■ **Task objective**
Search the data below for "level"; list each line that holds it.

● ● ● ● ● ● ●

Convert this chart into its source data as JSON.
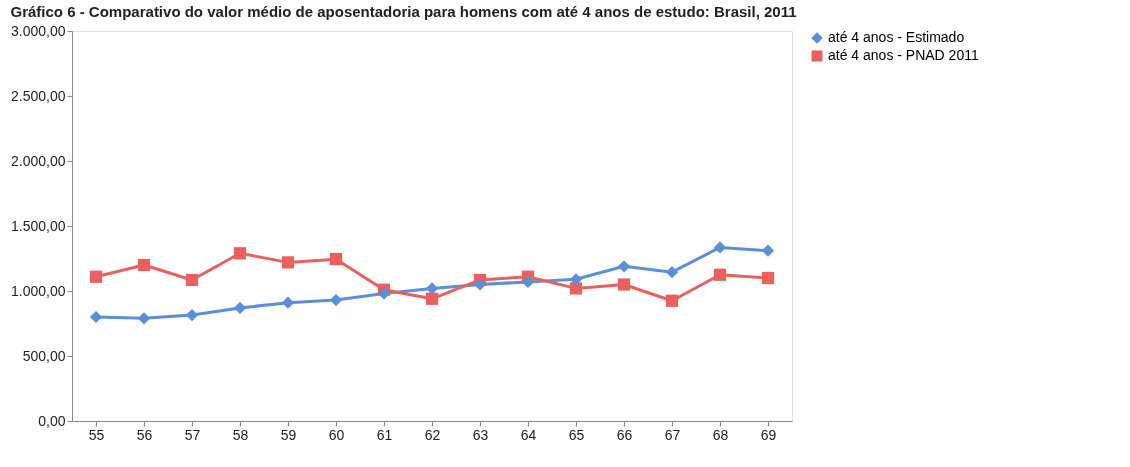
{
  "chart_data": {
    "type": "line",
    "title": "Gráfico 6 - Comparativo do valor médio de aposentadoria para homens com até 4 anos de estudo: Brasil, 2011",
    "categories": [
      "55",
      "56",
      "57",
      "58",
      "59",
      "60",
      "61",
      "62",
      "63",
      "64",
      "65",
      "66",
      "67",
      "68",
      "69"
    ],
    "series": [
      {
        "name": "até 4 anos - Estimado",
        "color": "#5b8fd9",
        "marker": "diamond",
        "values": [
          800,
          790,
          815,
          870,
          910,
          930,
          980,
          1020,
          1050,
          1070,
          1090,
          1190,
          1145,
          1335,
          1310
        ]
      },
      {
        "name": "até 4 anos - PNAD 2011",
        "color": "#e8615f",
        "marker": "square",
        "values": [
          1110,
          1200,
          1085,
          1290,
          1220,
          1245,
          1010,
          940,
          1085,
          1110,
          1020,
          1050,
          925,
          1125,
          1100
        ]
      }
    ],
    "ylim": [
      0,
      3000
    ],
    "yticks": [
      {
        "value": 0,
        "label": "0,00"
      },
      {
        "value": 500,
        "label": "500,00"
      },
      {
        "value": 1000,
        "label": "1.000,00"
      },
      {
        "value": 1500,
        "label": "1.500,00"
      },
      {
        "value": 2000,
        "label": "2.000,00"
      },
      {
        "value": 2500,
        "label": "2.500,00"
      },
      {
        "value": 3000,
        "label": "3.000,00"
      }
    ],
    "grid": false,
    "legend": "right",
    "line_style": "solid"
  }
}
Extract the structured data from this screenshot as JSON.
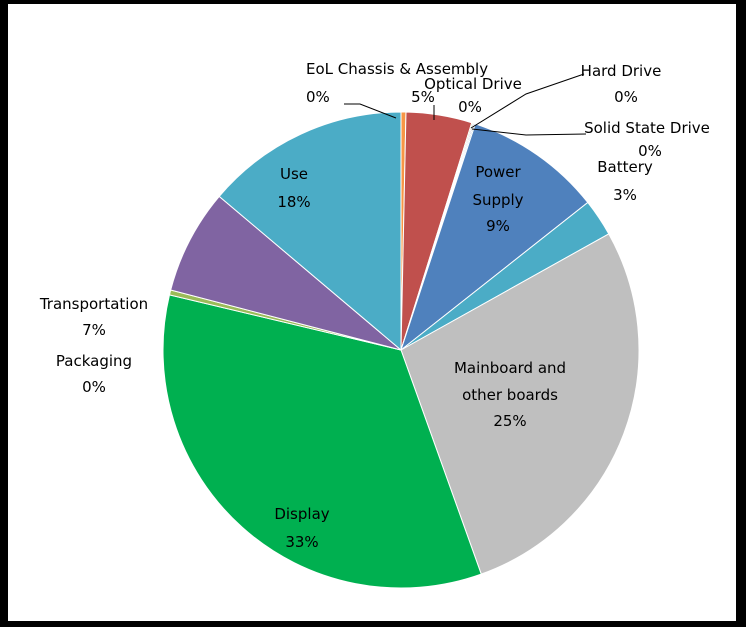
{
  "chart_data": {
    "type": "pie",
    "slices": [
      {
        "label": "EoL Chassis & Assembly",
        "value": 0,
        "pct_label": "0%",
        "color": "#f79646"
      },
      {
        "label": "",
        "value": 5,
        "pct_label": "5%",
        "color": "#c0504d"
      },
      {
        "label": "Optical Drive",
        "value": 0,
        "pct_label": "0%",
        "color": "#9bbb59"
      },
      {
        "label": "Hard Drive",
        "value": 0,
        "pct_label": "0%",
        "color": "#8064a2"
      },
      {
        "label": "Solid State Drive",
        "value": 0,
        "pct_label": "0%",
        "color": "#4bacc6"
      },
      {
        "label": "Power Supply",
        "value": 9,
        "pct_label": "9%",
        "color": "#4f81bd"
      },
      {
        "label": "Battery",
        "value": 3,
        "pct_label": "3%",
        "color": "#4bacc6"
      },
      {
        "label": "Mainboard and other boards",
        "value": 25,
        "pct_label": "25%",
        "color": "#bfbfbf"
      },
      {
        "label": "Display",
        "value": 33,
        "pct_label": "33%",
        "color": "#00b050"
      },
      {
        "label": "Packaging",
        "value": 0,
        "pct_label": "0%",
        "color": "#9bbb59"
      },
      {
        "label": "Transportation",
        "value": 7,
        "pct_label": "7%",
        "color": "#8064a2"
      },
      {
        "label": "Use",
        "value": 18,
        "pct_label": "18%",
        "color": "#4bacc6"
      }
    ]
  }
}
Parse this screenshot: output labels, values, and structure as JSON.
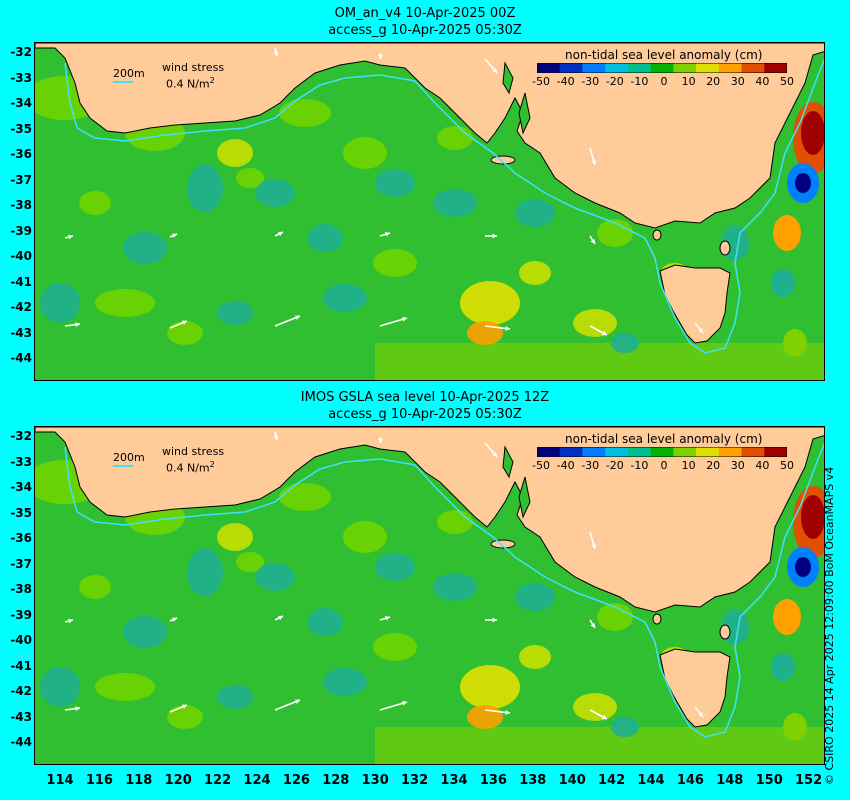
{
  "panels": [
    {
      "title_line1": "OM_an_v4  10-Apr-2025 00Z",
      "title_line2": "access_g 10-Apr-2025 05:30Z"
    },
    {
      "title_line1": "IMOS GSLA sea level  10-Apr-2025 12Z",
      "title_line2": "access_g 10-Apr-2025 05:30Z"
    }
  ],
  "legend": {
    "title": "non-tidal sea level anomaly (cm)",
    "ticks": [
      "-50",
      "-40",
      "-30",
      "-20",
      "-10",
      "0",
      "10",
      "20",
      "30",
      "40",
      "50"
    ],
    "colors": [
      "#000080",
      "#0030c0",
      "#0080ff",
      "#00c0e0",
      "#00c090",
      "#00b400",
      "#80d000",
      "#e0e000",
      "#ffa000",
      "#e05000",
      "#a00000"
    ]
  },
  "wind_key": {
    "label": "wind stress",
    "value": "0.4 N/m",
    "superscript": "2"
  },
  "isobath_label": "200m",
  "lat_labels": [
    "-32",
    "-33",
    "-34",
    "-35",
    "-36",
    "-37",
    "-38",
    "-39",
    "-40",
    "-41",
    "-42",
    "-43",
    "-44"
  ],
  "lon_labels": [
    "114",
    "116",
    "118",
    "120",
    "122",
    "124",
    "126",
    "128",
    "130",
    "132",
    "134",
    "136",
    "138",
    "140",
    "142",
    "144",
    "146",
    "148",
    "150",
    "152"
  ],
  "credit": "© CSIRO 2025  14 Apr 2025 12:09:00 BoM OceanMAPS v4",
  "colors": {
    "background": "#00ffff",
    "land": "#ffcc99",
    "ocean_base": "#2fbf30",
    "isobath": "#40e0ff"
  }
}
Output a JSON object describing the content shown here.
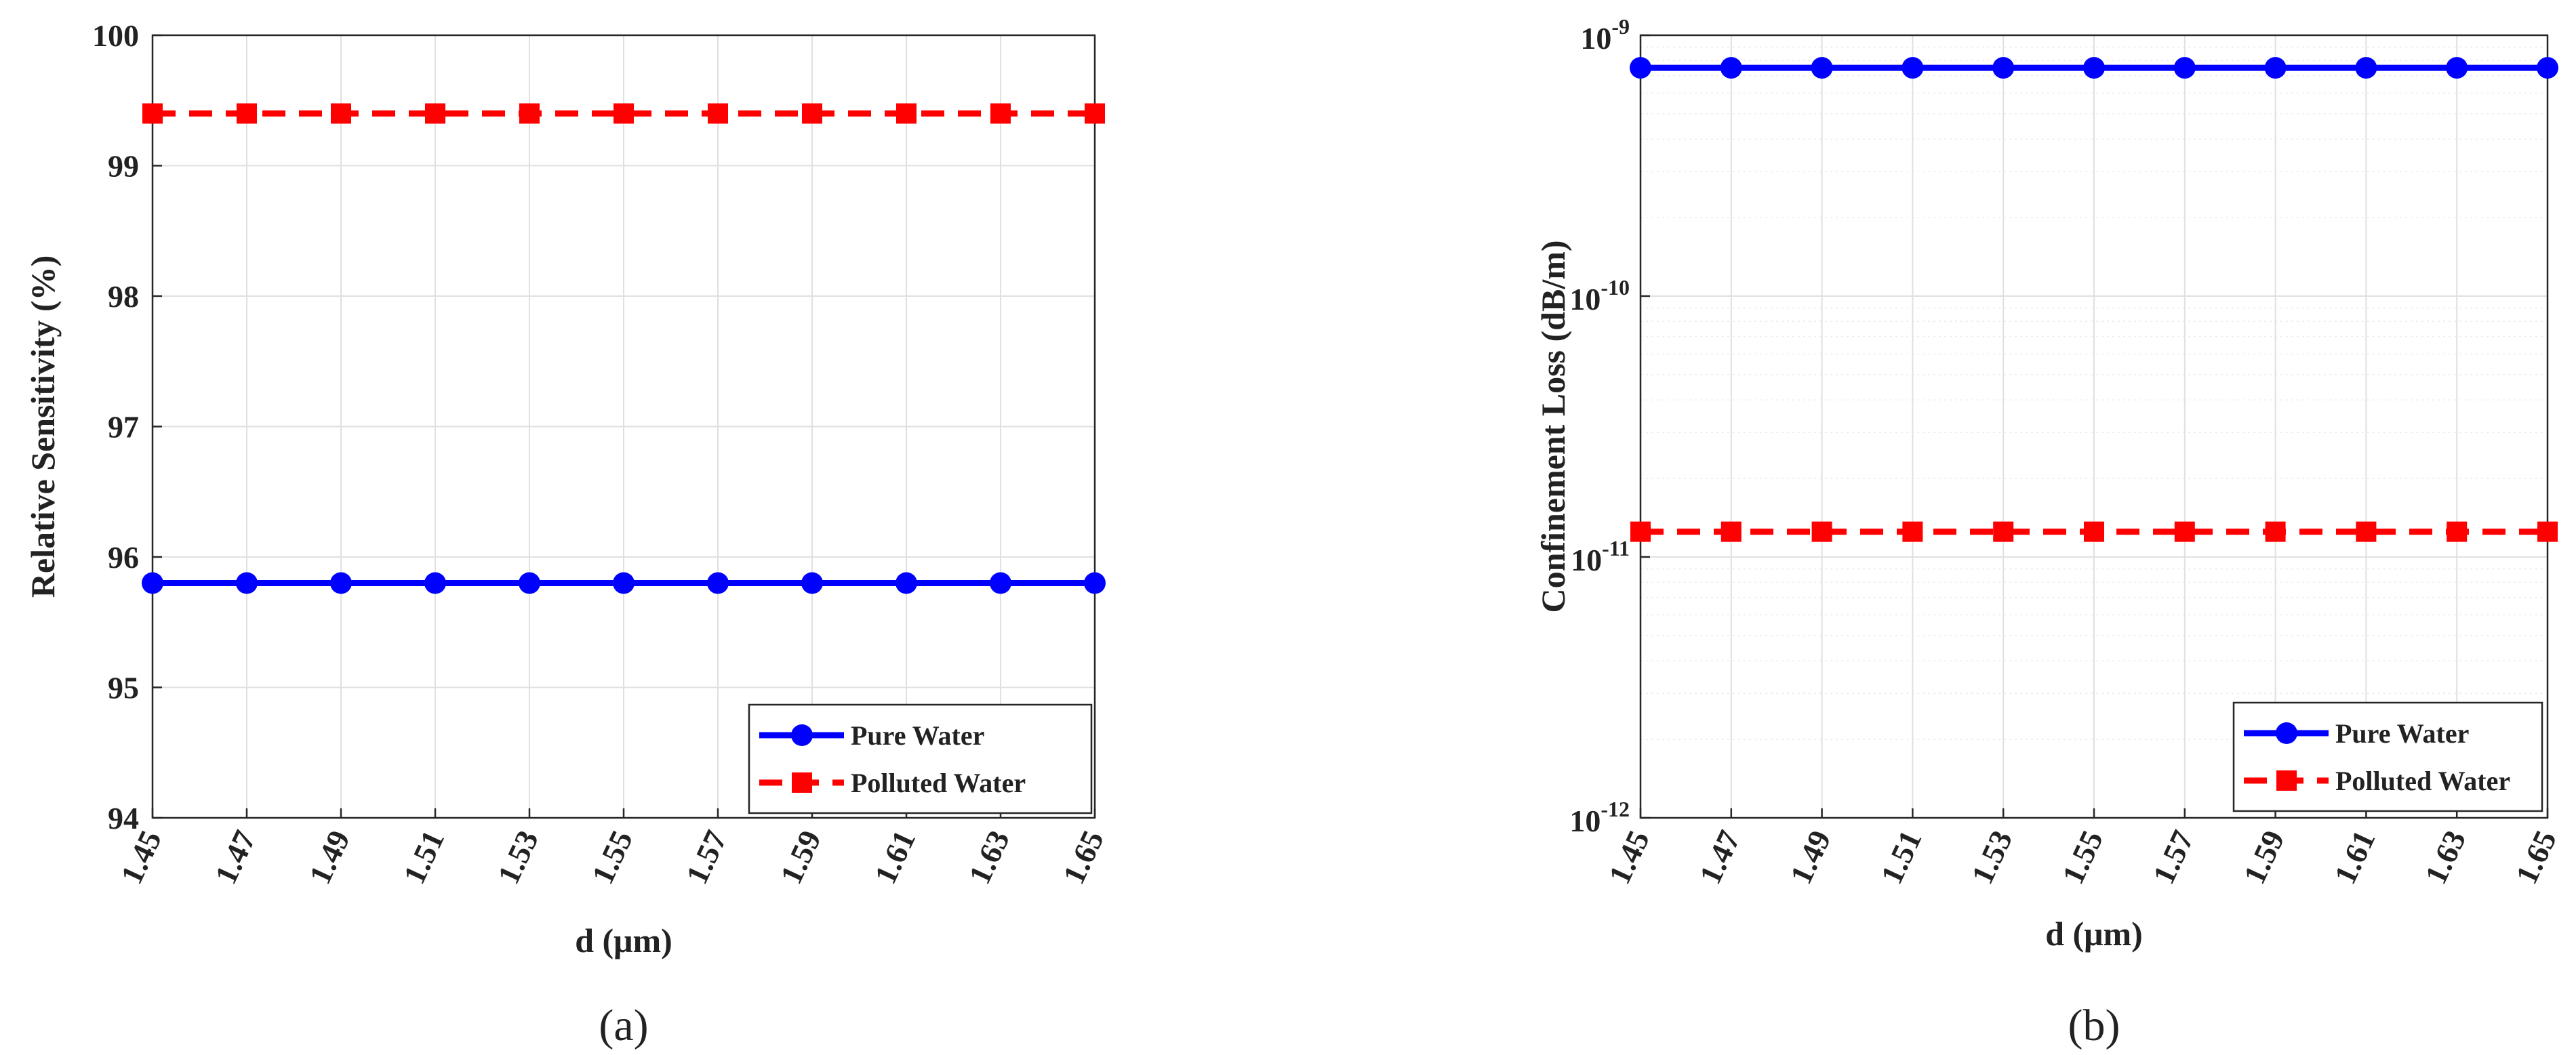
{
  "chart_data": [
    {
      "type": "line",
      "panel_label": "(a)",
      "title": "",
      "xlabel": "d (μm)",
      "ylabel": "Relative Sensitivity (%)",
      "x": [
        1.45,
        1.47,
        1.49,
        1.51,
        1.53,
        1.55,
        1.57,
        1.59,
        1.61,
        1.63,
        1.65
      ],
      "x_tick_labels": [
        "1.45",
        "1.47",
        "1.49",
        "1.51",
        "1.53",
        "1.55",
        "1.57",
        "1.59",
        "1.61",
        "1.63",
        "1.65"
      ],
      "xlim": [
        1.45,
        1.65
      ],
      "ylim": [
        94,
        100
      ],
      "y_scale": "linear",
      "y_ticks": [
        94,
        95,
        96,
        97,
        98,
        99,
        100
      ],
      "y_tick_labels": [
        "94",
        "95",
        "96",
        "97",
        "98",
        "99",
        "100"
      ],
      "grid": true,
      "legend_position": "bottom-right",
      "series": [
        {
          "name": "Pure Water",
          "color": "#0000ff",
          "style": "solid",
          "marker": "circle",
          "values": [
            95.8,
            95.8,
            95.8,
            95.8,
            95.8,
            95.8,
            95.8,
            95.8,
            95.8,
            95.8,
            95.8
          ]
        },
        {
          "name": "Polluted Water",
          "color": "#ff0000",
          "style": "dashed",
          "marker": "square",
          "values": [
            99.4,
            99.4,
            99.4,
            99.4,
            99.4,
            99.4,
            99.4,
            99.4,
            99.4,
            99.4,
            99.4
          ]
        }
      ]
    },
    {
      "type": "line",
      "panel_label": "(b)",
      "title": "",
      "xlabel": "d (μm)",
      "ylabel": "Confinement Loss (dB/m)",
      "x": [
        1.45,
        1.47,
        1.49,
        1.51,
        1.53,
        1.55,
        1.57,
        1.59,
        1.61,
        1.63,
        1.65
      ],
      "x_tick_labels": [
        "1.45",
        "1.47",
        "1.49",
        "1.51",
        "1.53",
        "1.55",
        "1.57",
        "1.59",
        "1.61",
        "1.63",
        "1.65"
      ],
      "xlim": [
        1.45,
        1.65
      ],
      "ylim": [
        1e-12,
        1e-09
      ],
      "y_scale": "log",
      "y_ticks": [
        1e-12,
        1e-11,
        1e-10,
        1e-09
      ],
      "y_tick_bases": [
        "10",
        "10",
        "10",
        "10"
      ],
      "y_tick_exponents": [
        "-12",
        "-11",
        "-10",
        "-9"
      ],
      "grid": true,
      "legend_position": "bottom-right",
      "series": [
        {
          "name": "Pure Water",
          "color": "#0000ff",
          "style": "solid",
          "marker": "circle",
          "values": [
            7.5e-10,
            7.5e-10,
            7.5e-10,
            7.5e-10,
            7.5e-10,
            7.5e-10,
            7.5e-10,
            7.5e-10,
            7.5e-10,
            7.5e-10,
            7.5e-10
          ]
        },
        {
          "name": "Polluted Water",
          "color": "#ff0000",
          "style": "dashed",
          "marker": "square",
          "values": [
            1.25e-11,
            1.25e-11,
            1.25e-11,
            1.25e-11,
            1.25e-11,
            1.25e-11,
            1.25e-11,
            1.25e-11,
            1.25e-11,
            1.25e-11,
            1.25e-11
          ]
        }
      ]
    }
  ]
}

● ● ● ● ● ● ●

■ **Solution to the problem**
      "title_line1": "IMOS GSLA sea level  10-Apr-2025 12Z",
    "title": "non-tidal sea level anomaly (cm)",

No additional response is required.